Given request
Reproduce every record below exactly as written, leaving out any pictures.
+++ Stored records +++
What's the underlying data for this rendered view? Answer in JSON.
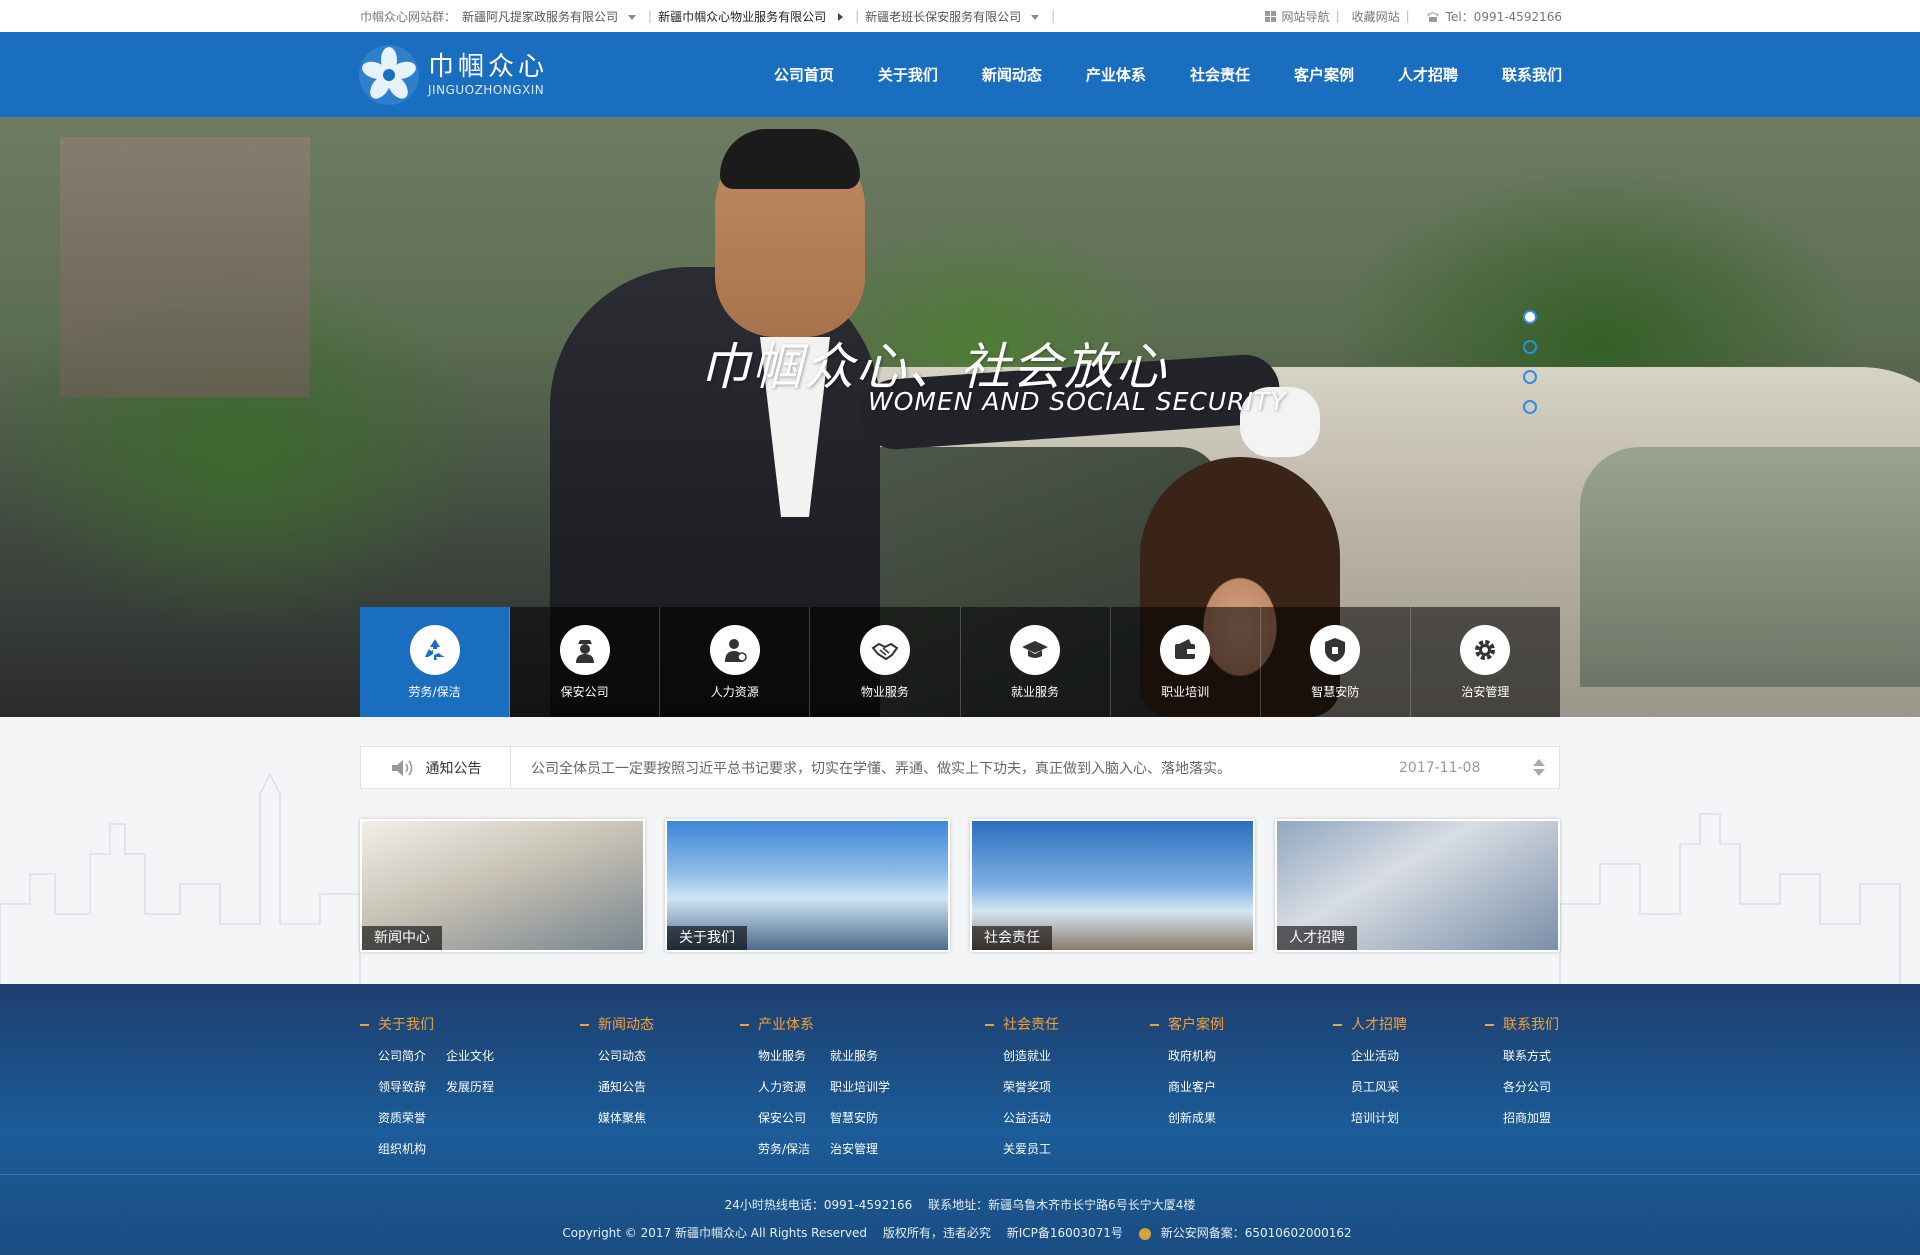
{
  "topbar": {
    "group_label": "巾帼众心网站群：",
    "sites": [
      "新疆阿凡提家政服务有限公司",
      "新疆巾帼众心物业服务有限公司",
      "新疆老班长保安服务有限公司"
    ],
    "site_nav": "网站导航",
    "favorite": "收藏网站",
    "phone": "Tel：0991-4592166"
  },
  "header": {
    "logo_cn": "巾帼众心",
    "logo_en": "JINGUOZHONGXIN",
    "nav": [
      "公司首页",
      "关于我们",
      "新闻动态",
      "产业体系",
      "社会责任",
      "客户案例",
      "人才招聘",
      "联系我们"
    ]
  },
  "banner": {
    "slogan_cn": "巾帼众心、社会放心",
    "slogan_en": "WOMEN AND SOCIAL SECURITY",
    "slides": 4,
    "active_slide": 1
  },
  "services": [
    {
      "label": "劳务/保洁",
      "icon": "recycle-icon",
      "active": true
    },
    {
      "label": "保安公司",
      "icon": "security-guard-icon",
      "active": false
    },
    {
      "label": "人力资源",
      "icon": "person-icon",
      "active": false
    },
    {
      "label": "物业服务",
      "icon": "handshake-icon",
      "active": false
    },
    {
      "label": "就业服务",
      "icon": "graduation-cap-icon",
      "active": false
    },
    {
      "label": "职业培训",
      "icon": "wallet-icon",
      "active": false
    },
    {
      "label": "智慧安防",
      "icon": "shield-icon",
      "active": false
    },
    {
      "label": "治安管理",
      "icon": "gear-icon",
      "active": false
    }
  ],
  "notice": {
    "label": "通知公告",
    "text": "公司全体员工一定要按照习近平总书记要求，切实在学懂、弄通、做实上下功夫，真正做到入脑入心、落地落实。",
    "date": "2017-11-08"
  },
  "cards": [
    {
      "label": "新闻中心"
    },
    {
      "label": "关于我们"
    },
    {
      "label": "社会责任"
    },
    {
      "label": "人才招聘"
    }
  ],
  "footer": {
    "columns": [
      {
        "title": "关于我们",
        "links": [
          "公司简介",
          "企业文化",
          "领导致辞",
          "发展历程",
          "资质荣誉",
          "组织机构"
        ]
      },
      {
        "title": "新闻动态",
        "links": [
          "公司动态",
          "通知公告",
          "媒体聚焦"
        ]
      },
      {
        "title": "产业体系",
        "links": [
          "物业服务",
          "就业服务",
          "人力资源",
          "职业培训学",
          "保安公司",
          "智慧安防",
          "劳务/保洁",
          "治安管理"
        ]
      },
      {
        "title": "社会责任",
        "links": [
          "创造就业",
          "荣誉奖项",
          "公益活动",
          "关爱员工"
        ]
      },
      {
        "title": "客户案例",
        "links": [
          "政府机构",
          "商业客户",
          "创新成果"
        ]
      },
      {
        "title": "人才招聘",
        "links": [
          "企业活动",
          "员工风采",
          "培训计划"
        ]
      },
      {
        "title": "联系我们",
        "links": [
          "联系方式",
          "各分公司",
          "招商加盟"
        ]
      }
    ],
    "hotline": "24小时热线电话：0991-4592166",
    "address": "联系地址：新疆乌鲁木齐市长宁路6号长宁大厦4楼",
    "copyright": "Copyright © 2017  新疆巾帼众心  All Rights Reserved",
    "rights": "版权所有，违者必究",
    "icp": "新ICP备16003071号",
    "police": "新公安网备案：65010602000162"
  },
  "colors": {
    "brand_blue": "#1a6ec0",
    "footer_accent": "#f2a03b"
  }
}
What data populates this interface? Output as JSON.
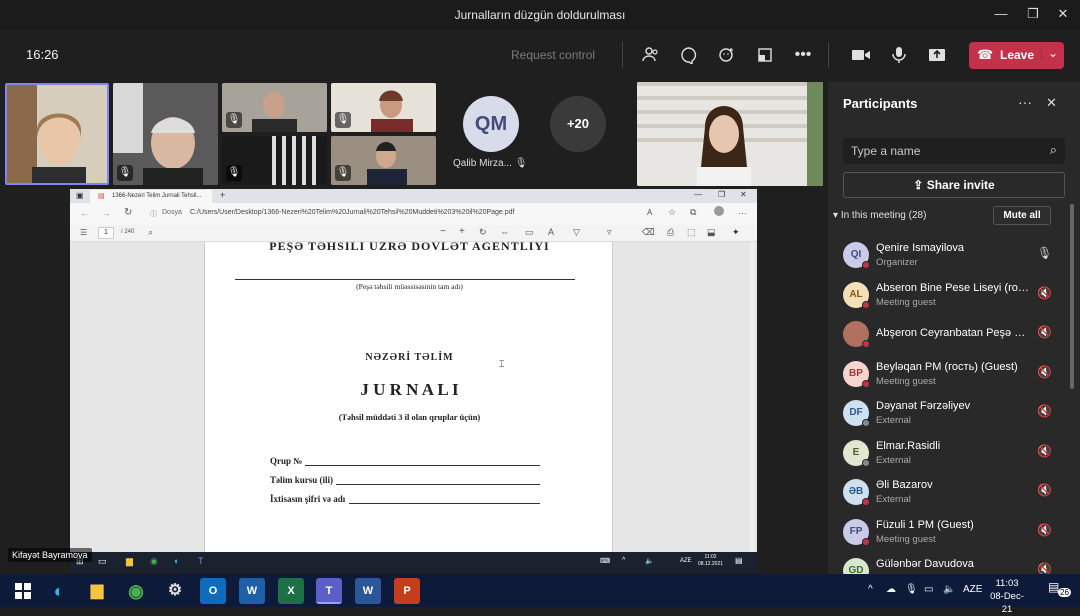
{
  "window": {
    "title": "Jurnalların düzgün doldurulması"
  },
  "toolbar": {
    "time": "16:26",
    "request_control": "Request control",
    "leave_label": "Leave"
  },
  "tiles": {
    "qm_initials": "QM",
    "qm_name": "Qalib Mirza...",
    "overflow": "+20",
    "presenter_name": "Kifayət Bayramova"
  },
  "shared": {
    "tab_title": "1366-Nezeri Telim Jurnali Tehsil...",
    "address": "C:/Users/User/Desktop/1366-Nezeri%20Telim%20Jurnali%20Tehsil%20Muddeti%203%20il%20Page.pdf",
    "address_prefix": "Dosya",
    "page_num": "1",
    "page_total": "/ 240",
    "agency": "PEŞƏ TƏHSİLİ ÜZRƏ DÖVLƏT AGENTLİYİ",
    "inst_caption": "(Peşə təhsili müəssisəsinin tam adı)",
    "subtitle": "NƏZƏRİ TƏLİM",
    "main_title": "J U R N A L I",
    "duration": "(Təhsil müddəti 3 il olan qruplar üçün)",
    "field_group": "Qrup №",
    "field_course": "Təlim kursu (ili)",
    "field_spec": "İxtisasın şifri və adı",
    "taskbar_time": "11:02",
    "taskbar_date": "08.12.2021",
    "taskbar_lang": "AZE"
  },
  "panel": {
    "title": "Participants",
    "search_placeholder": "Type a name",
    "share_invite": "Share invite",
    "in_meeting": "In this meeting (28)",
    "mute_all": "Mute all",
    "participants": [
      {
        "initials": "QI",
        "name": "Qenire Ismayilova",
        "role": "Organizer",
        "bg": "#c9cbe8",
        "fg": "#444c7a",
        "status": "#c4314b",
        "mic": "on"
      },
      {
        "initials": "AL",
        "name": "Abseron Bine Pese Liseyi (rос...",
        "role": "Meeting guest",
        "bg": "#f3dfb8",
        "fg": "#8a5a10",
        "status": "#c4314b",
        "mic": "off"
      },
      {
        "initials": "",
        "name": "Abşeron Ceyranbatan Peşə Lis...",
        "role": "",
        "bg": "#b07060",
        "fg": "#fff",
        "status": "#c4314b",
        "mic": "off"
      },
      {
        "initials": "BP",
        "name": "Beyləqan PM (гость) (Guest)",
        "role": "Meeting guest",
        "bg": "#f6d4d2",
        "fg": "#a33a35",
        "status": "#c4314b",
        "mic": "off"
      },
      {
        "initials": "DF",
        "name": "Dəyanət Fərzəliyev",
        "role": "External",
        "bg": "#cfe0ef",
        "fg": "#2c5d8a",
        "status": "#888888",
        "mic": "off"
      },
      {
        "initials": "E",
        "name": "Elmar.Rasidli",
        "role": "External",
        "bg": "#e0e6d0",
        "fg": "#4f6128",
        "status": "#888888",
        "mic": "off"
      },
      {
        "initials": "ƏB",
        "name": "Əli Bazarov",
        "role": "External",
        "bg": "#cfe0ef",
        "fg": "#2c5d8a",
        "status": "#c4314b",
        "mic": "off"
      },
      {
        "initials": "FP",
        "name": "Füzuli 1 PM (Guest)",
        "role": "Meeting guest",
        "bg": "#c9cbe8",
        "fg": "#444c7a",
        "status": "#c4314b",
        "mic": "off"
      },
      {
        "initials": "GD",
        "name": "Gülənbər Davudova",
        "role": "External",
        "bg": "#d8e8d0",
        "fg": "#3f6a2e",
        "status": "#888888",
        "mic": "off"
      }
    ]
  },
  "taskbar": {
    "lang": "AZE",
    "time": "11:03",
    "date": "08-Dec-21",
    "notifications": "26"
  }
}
+++
Complete response
What's the underlying data for this rendered view? Answer in JSON.
{
  "topbar": {
    "group_label": "巾帼众心网站群：",
    "sites": [
      "新疆阿凡提家政服务有限公司",
      "新疆巾帼众心物业服务有限公司",
      "新疆老班长保安服务有限公司"
    ],
    "site_nav": "网站导航",
    "favorite": "收藏网站",
    "phone": "Tel：0991-4592166"
  },
  "header": {
    "logo_cn": "巾帼众心",
    "logo_en": "JINGUOZHONGXIN",
    "nav": [
      "公司首页",
      "关于我们",
      "新闻动态",
      "产业体系",
      "社会责任",
      "客户案例",
      "人才招聘",
      "联系我们"
    ]
  },
  "banner": {
    "slogan_cn": "巾帼众心、社会放心",
    "slogan_en": "WOMEN AND SOCIAL SECURITY",
    "slides": 4,
    "active_slide": 1
  },
  "services": [
    {
      "label": "劳务/保洁",
      "icon": "recycle-icon",
      "active": true
    },
    {
      "label": "保安公司",
      "icon": "security-guard-icon",
      "active": false
    },
    {
      "label": "人力资源",
      "icon": "person-icon",
      "active": false
    },
    {
      "label": "物业服务",
      "icon": "handshake-icon",
      "active": false
    },
    {
      "label": "就业服务",
      "icon": "graduation-cap-icon",
      "active": false
    },
    {
      "label": "职业培训",
      "icon": "wallet-icon",
      "active": false
    },
    {
      "label": "智慧安防",
      "icon": "shield-icon",
      "active": false
    },
    {
      "label": "治安管理",
      "icon": "gear-icon",
      "active": false
    }
  ],
  "notice": {
    "label": "通知公告",
    "text": "公司全体员工一定要按照习近平总书记要求，切实在学懂、弄通、做实上下功夫，真正做到入脑入心、落地落实。",
    "date": "2017-11-08"
  },
  "cards": [
    {
      "label": "新闻中心"
    },
    {
      "label": "关于我们"
    },
    {
      "label": "社会责任"
    },
    {
      "label": "人才招聘"
    }
  ],
  "footer": {
    "columns": [
      {
        "title": "关于我们",
        "links": [
          "公司简介",
          "企业文化",
          "领导致辞",
          "发展历程",
          "资质荣誉",
          "组织机构"
        ]
      },
      {
        "title": "新闻动态",
        "links": [
          "公司动态",
          "通知公告",
          "媒体聚焦"
        ]
      },
      {
        "title": "产业体系",
        "links": [
          "物业服务",
          "就业服务",
          "人力资源",
          "职业培训学",
          "保安公司",
          "智慧安防",
          "劳务/保洁",
          "治安管理"
        ]
      },
      {
        "title": "社会责任",
        "links": [
          "创造就业",
          "荣誉奖项",
          "公益活动",
          "关爱员工"
        ]
      },
      {
        "title": "客户案例",
        "links": [
          "政府机构",
          "商业客户",
          "创新成果"
        ]
      },
      {
        "title": "人才招聘",
        "links": [
          "企业活动",
          "员工风采",
          "培训计划"
        ]
      },
      {
        "title": "联系我们",
        "links": [
          "联系方式",
          "各分公司",
          "招商加盟"
        ]
      }
    ],
    "hotline": "24小时热线电话：0991-4592166",
    "address": "联系地址：新疆乌鲁木齐市长宁路6号长宁大厦4楼",
    "copyright": "Copyright © 2017  新疆巾帼众心  All Rights Reserved",
    "rights": "版权所有，违者必究",
    "icp": "新ICP备16003071号",
    "police": "新公安网备案：65010602000162"
  },
  "colors": {
    "brand_blue": "#1a6ec0",
    "footer_accent": "#f2a03b"
  }
}
What data populates this interface? Output as JSON.
{
  "window": {
    "title": "Jurnalların düzgün doldurulması"
  },
  "toolbar": {
    "time": "16:26",
    "request_control": "Request control",
    "leave_label": "Leave"
  },
  "tiles": {
    "qm_initials": "QM",
    "qm_name": "Qalib Mirza...",
    "overflow": "+20",
    "presenter_name": "Kifayət Bayramova"
  },
  "shared": {
    "tab_title": "1366-Nezeri Telim Jurnali Tehsil...",
    "address": "C:/Users/User/Desktop/1366-Nezeri%20Telim%20Jurnali%20Tehsil%20Muddeti%203%20il%20Page.pdf",
    "address_prefix": "Dosya",
    "page_num": "1",
    "page_total": "/ 240",
    "agency": "PEŞƏ TƏHSİLİ ÜZRƏ DÖVLƏT AGENTLİYİ",
    "inst_caption": "(Peşə təhsili müəssisəsinin tam adı)",
    "subtitle": "NƏZƏRİ TƏLİM",
    "main_title": "J U R N A L I",
    "duration": "(Təhsil müddəti 3 il olan qruplar üçün)",
    "field_group": "Qrup №",
    "field_course": "Təlim kursu (ili)",
    "field_spec": "İxtisasın şifri və adı",
    "taskbar_time": "11:02",
    "taskbar_date": "08.12.2021",
    "taskbar_lang": "AZE"
  },
  "panel": {
    "title": "Participants",
    "search_placeholder": "Type a name",
    "share_invite": "Share invite",
    "in_meeting": "In this meeting (28)",
    "mute_all": "Mute all",
    "participants": [
      {
        "initials": "QI",
        "name": "Qenire Ismayilova",
        "role": "Organizer",
        "bg": "#c9cbe8",
        "fg": "#444c7a",
        "status": "#c4314b",
        "mic": "on"
      },
      {
        "initials": "AL",
        "name": "Abseron Bine Pese Liseyi (rос...",
        "role": "Meeting guest",
        "bg": "#f3dfb8",
        "fg": "#8a5a10",
        "status": "#c4314b",
        "mic": "off"
      },
      {
        "initials": "",
        "name": "Abşeron Ceyranbatan Peşə Lis...",
        "role": "",
        "bg": "#b07060",
        "fg": "#fff",
        "status": "#c4314b",
        "mic": "off"
      },
      {
        "initials": "BP",
        "name": "Beyləqan PM (гость) (Guest)",
        "role": "Meeting guest",
        "bg": "#f6d4d2",
        "fg": "#a33a35",
        "status": "#c4314b",
        "mic": "off"
      },
      {
        "initials": "DF",
        "name": "Dəyanət Fərzəliyev",
        "role": "External",
        "bg": "#cfe0ef",
        "fg": "#2c5d8a",
        "status": "#888888",
        "mic": "off"
      },
      {
        "initials": "E",
        "name": "Elmar.Rasidli",
        "role": "External",
        "bg": "#e0e6d0",
        "fg": "#4f6128",
        "status": "#888888",
        "mic": "off"
      },
      {
        "initials": "ƏB",
        "name": "Əli Bazarov",
        "role": "External",
        "bg": "#cfe0ef",
        "fg": "#2c5d8a",
        "status": "#c4314b",
        "mic": "off"
      },
      {
        "initials": "FP",
        "name": "Füzuli 1 PM (Guest)",
        "role": "Meeting guest",
        "bg": "#c9cbe8",
        "fg": "#444c7a",
        "status": "#c4314b",
        "mic": "off"
      },
      {
        "initials": "GD",
        "name": "Gülənbər Davudova",
        "role": "External",
        "bg": "#d8e8d0",
        "fg": "#3f6a2e",
        "status": "#888888",
        "mic": "off"
      }
    ]
  },
  "taskbar": {
    "lang": "AZE",
    "time": "11:03",
    "date": "08-Dec-21",
    "notifications": "26"
  }
}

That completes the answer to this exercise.